* begin *

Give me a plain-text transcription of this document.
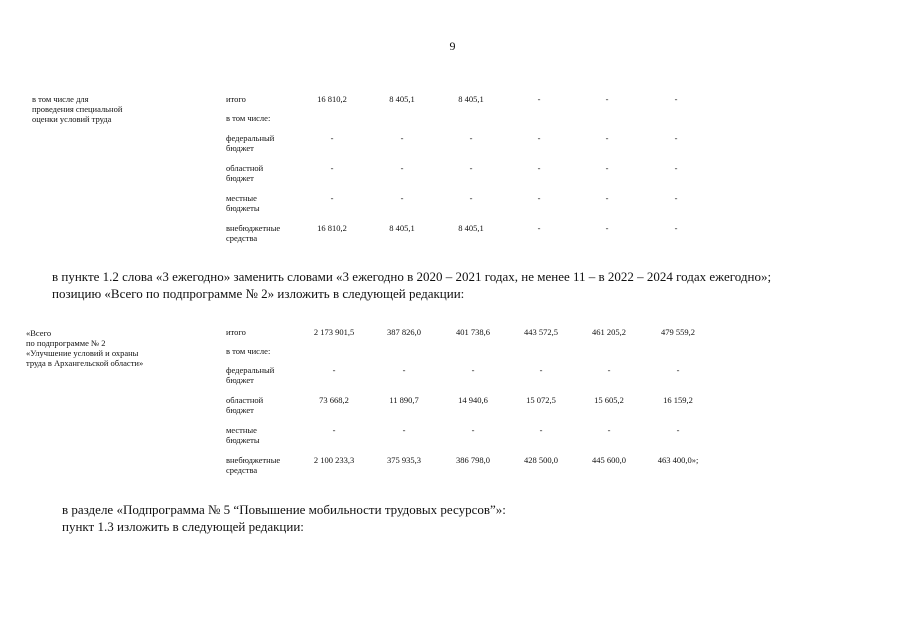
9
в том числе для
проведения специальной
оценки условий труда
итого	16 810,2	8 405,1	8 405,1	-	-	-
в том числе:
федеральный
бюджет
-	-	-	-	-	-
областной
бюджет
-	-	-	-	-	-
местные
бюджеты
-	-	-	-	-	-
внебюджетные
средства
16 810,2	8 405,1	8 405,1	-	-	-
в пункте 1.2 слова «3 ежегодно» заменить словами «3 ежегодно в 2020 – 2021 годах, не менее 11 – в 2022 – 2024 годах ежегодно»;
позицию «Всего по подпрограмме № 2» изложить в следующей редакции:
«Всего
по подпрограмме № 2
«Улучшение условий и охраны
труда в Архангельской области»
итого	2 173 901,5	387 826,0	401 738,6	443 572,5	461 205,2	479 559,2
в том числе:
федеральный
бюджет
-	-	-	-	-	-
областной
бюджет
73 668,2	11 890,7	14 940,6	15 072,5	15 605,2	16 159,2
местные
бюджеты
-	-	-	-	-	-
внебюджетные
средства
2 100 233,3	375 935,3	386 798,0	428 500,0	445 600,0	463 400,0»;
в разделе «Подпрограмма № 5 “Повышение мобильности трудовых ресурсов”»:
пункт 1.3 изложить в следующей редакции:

* end *
* begin *

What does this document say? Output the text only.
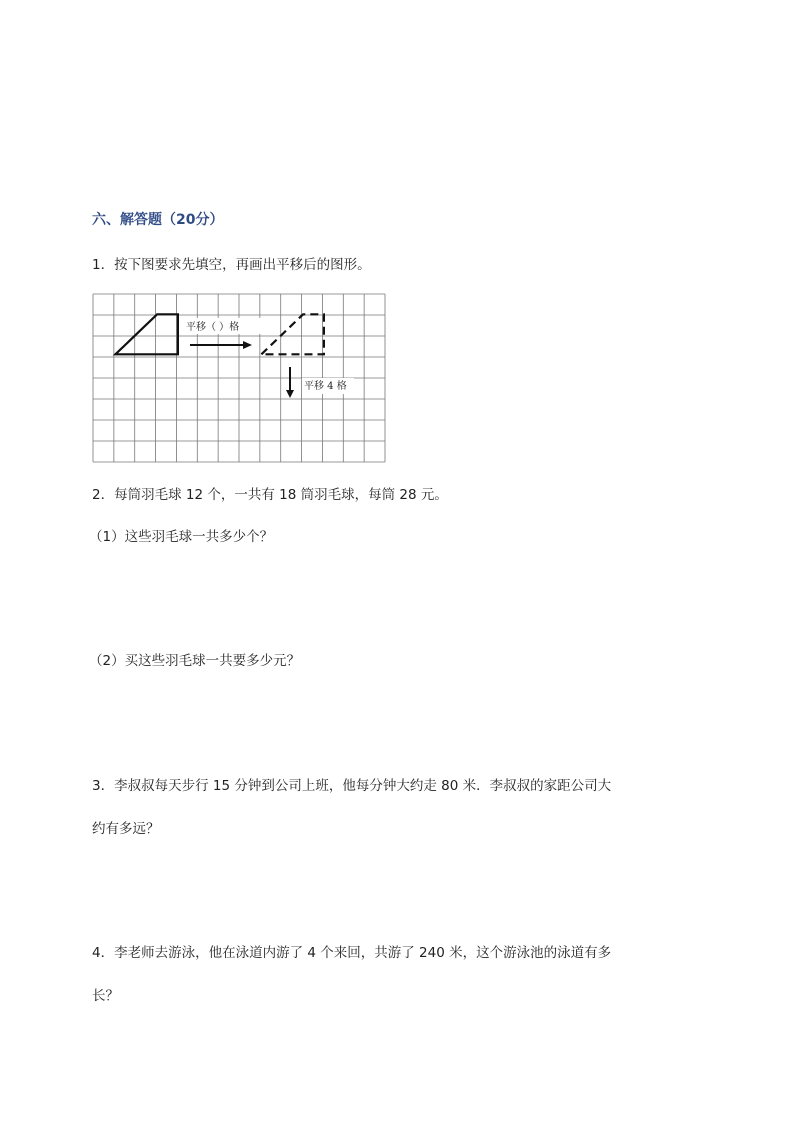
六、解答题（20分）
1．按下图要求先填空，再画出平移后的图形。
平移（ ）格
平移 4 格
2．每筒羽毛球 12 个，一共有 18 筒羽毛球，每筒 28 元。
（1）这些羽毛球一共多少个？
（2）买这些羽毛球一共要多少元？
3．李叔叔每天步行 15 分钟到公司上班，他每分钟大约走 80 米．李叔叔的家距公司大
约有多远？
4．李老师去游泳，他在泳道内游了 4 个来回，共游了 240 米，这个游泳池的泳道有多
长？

* end *

▶ _Aim of the task_:
Answer with one number: how many lines of the entries above include the word "text".

▶ _Task response_:
2